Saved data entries
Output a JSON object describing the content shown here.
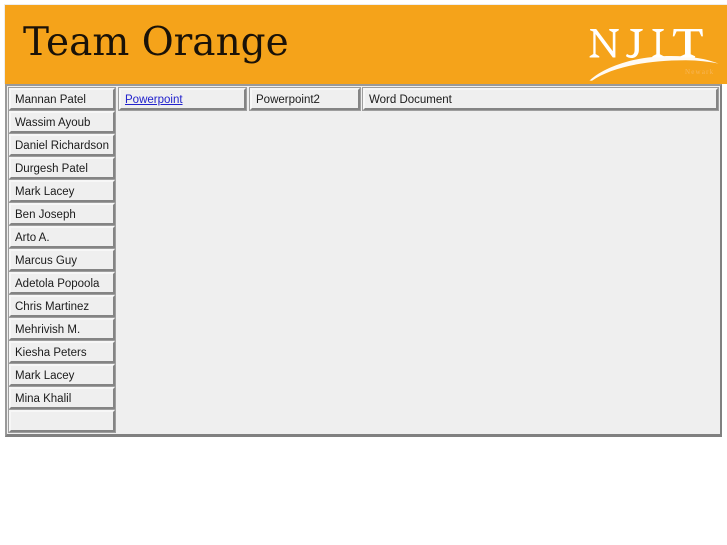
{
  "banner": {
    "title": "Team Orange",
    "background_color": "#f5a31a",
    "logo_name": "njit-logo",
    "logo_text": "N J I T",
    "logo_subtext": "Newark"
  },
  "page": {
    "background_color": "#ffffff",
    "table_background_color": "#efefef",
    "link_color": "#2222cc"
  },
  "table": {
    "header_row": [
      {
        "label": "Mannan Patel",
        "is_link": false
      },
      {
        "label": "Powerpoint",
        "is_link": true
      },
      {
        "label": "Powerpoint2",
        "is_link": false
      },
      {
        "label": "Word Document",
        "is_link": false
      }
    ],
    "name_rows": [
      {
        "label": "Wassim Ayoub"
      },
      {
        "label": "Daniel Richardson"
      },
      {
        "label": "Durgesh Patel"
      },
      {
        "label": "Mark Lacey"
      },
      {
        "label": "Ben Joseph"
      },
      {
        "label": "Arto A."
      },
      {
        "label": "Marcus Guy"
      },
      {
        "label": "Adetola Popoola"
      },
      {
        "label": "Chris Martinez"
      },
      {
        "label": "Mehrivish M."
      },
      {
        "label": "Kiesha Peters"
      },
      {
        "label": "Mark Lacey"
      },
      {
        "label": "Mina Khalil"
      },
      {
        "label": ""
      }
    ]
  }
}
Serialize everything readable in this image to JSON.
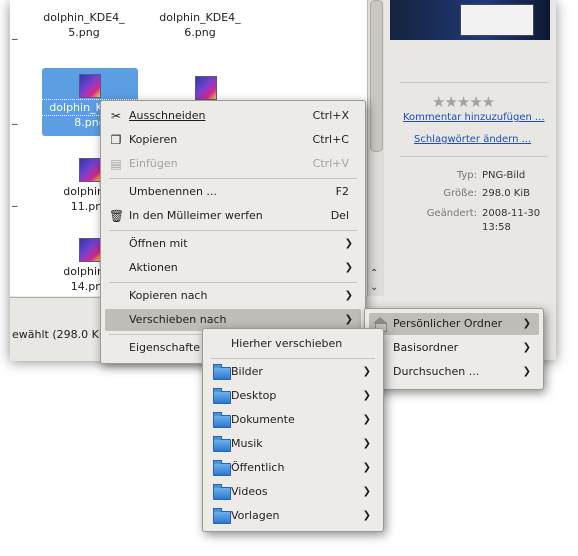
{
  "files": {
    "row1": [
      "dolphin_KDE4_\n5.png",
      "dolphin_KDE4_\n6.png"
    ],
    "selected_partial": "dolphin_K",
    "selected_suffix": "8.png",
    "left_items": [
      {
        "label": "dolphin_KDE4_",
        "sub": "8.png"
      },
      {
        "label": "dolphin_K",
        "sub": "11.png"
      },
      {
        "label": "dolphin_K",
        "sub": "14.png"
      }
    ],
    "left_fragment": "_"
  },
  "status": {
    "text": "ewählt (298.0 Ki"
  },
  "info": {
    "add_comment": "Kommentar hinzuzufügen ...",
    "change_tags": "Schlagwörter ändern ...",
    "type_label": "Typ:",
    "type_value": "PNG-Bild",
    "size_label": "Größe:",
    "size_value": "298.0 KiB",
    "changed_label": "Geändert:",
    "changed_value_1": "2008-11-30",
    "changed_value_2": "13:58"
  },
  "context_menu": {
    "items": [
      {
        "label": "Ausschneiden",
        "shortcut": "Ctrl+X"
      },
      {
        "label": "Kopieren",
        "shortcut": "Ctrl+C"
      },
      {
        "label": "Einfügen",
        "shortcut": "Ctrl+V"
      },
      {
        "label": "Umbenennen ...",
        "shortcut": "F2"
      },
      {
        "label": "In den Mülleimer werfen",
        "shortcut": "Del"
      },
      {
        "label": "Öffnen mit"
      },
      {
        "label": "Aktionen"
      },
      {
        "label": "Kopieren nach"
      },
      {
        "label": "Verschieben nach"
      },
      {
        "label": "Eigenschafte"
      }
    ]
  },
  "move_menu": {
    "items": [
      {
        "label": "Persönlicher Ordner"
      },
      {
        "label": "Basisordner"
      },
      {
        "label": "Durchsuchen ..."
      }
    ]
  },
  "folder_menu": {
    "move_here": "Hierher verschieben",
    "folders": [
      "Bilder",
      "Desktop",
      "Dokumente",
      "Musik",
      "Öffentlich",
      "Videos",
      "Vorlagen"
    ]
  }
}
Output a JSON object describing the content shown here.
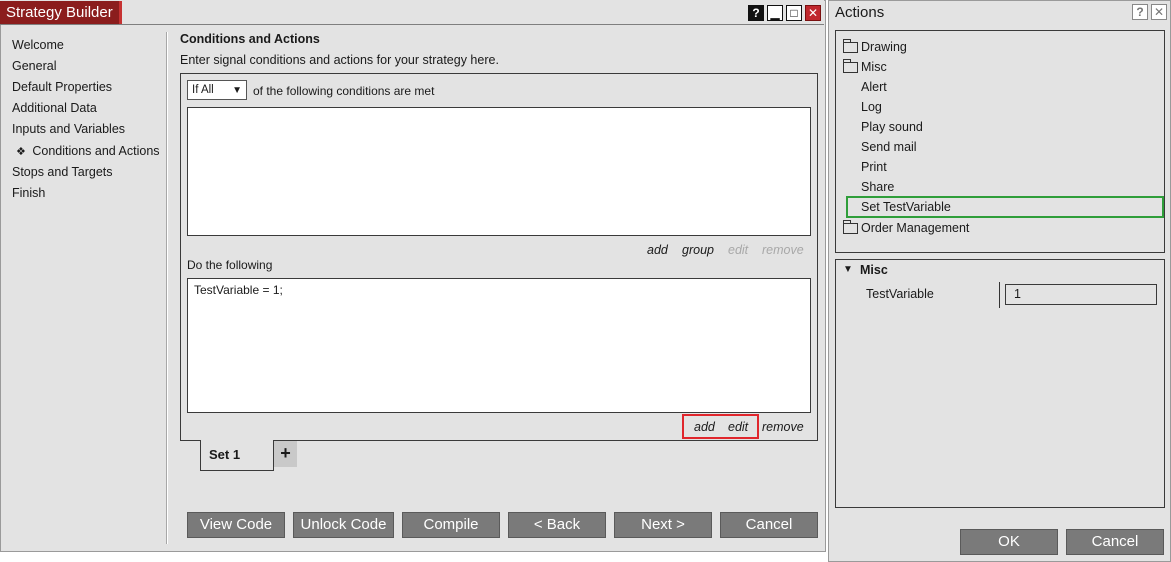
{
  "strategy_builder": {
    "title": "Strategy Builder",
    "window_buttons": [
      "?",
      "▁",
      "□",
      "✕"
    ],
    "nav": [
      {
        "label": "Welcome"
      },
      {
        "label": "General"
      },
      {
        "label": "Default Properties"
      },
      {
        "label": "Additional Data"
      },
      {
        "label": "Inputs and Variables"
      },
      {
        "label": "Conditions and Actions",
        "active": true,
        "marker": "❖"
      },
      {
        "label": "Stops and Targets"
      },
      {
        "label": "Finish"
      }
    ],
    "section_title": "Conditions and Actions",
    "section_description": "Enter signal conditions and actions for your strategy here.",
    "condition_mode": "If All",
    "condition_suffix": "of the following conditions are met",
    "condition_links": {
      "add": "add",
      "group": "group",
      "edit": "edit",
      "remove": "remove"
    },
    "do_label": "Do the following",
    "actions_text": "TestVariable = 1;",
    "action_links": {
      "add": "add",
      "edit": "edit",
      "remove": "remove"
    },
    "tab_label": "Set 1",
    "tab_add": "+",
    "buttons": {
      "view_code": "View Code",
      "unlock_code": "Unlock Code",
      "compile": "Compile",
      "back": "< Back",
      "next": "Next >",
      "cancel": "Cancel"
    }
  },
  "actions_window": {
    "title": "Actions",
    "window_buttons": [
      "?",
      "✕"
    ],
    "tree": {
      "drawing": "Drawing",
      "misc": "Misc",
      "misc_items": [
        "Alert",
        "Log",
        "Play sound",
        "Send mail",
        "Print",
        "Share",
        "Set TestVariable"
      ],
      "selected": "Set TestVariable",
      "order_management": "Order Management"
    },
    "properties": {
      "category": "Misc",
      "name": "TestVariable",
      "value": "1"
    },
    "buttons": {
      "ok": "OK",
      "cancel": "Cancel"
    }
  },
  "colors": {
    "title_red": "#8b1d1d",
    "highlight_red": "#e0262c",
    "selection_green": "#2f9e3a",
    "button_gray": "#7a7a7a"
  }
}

...

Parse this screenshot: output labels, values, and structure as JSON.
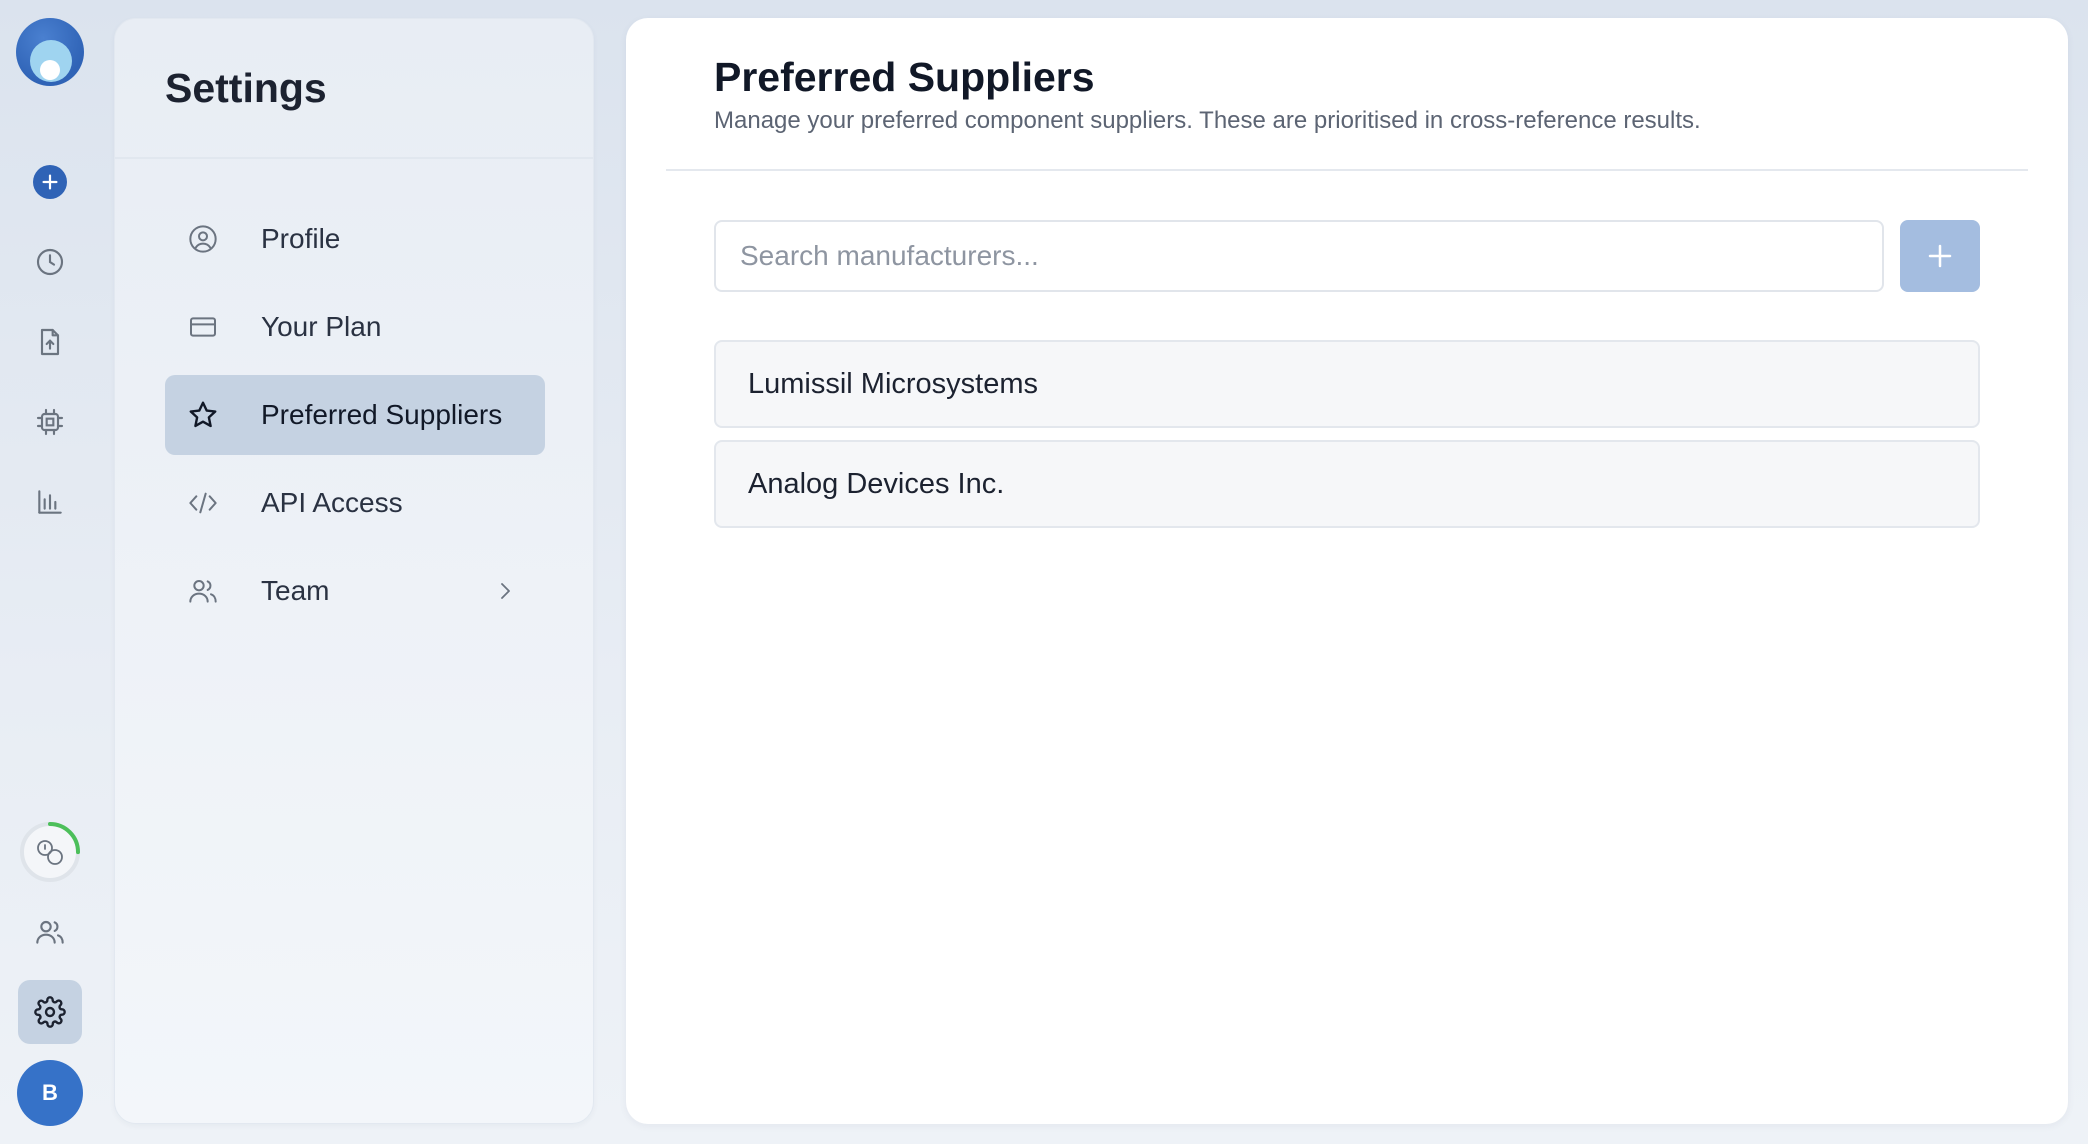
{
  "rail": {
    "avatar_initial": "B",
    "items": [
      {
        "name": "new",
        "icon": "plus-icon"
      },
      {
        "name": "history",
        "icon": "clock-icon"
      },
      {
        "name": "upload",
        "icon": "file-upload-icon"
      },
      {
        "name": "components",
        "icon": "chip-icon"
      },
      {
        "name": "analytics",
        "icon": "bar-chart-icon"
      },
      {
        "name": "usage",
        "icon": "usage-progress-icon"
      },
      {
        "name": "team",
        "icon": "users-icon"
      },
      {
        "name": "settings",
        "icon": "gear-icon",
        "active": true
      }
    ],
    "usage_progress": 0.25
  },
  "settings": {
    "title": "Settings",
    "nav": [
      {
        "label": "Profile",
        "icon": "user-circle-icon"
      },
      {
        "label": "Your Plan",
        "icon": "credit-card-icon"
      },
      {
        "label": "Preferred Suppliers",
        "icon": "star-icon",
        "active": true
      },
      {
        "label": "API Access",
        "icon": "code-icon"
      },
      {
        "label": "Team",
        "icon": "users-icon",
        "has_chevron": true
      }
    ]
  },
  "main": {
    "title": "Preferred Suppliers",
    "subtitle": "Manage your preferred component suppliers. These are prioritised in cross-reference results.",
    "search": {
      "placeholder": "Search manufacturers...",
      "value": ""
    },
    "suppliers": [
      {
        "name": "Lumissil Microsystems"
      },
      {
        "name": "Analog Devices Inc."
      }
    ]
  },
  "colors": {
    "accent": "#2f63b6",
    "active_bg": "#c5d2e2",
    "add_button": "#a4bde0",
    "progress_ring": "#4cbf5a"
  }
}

--

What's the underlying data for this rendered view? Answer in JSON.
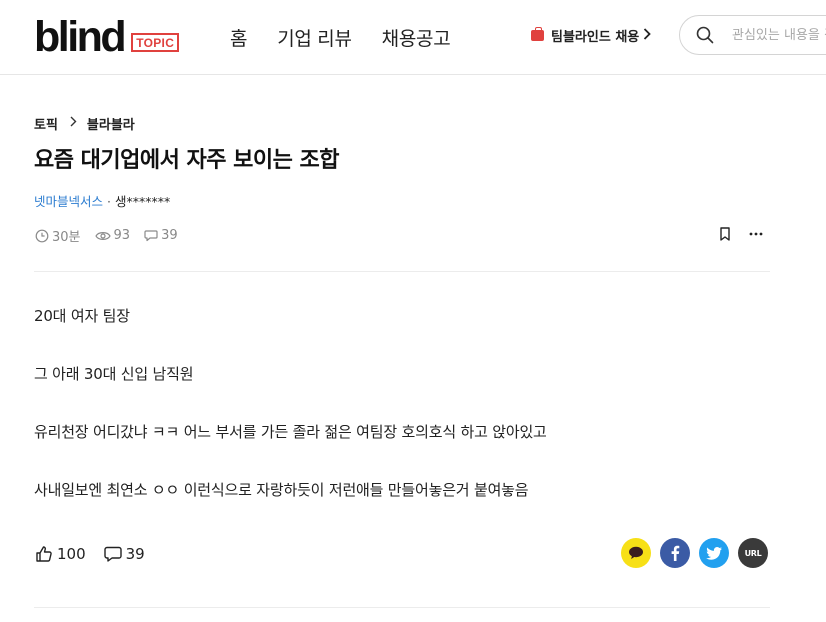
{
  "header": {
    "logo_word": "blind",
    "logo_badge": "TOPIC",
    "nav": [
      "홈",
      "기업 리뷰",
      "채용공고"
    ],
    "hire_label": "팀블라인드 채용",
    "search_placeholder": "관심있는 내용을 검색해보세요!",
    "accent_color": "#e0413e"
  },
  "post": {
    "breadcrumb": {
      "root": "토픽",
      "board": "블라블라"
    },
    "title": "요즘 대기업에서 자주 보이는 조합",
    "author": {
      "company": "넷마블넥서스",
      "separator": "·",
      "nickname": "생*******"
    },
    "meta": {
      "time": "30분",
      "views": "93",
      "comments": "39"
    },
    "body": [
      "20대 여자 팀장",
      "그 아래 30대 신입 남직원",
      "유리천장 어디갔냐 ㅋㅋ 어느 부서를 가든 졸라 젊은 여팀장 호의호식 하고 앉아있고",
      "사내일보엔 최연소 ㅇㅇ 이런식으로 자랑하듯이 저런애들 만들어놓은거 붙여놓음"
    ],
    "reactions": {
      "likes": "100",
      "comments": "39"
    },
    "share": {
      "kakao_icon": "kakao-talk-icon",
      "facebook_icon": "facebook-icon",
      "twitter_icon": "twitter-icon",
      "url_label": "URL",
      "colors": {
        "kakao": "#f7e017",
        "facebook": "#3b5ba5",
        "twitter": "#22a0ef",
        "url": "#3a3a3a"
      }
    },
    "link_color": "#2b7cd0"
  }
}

» STATED GOAL
Each line containing the word "true" counts once; say how many such lines there are, giving only the number.

» TASK OUTPUT
5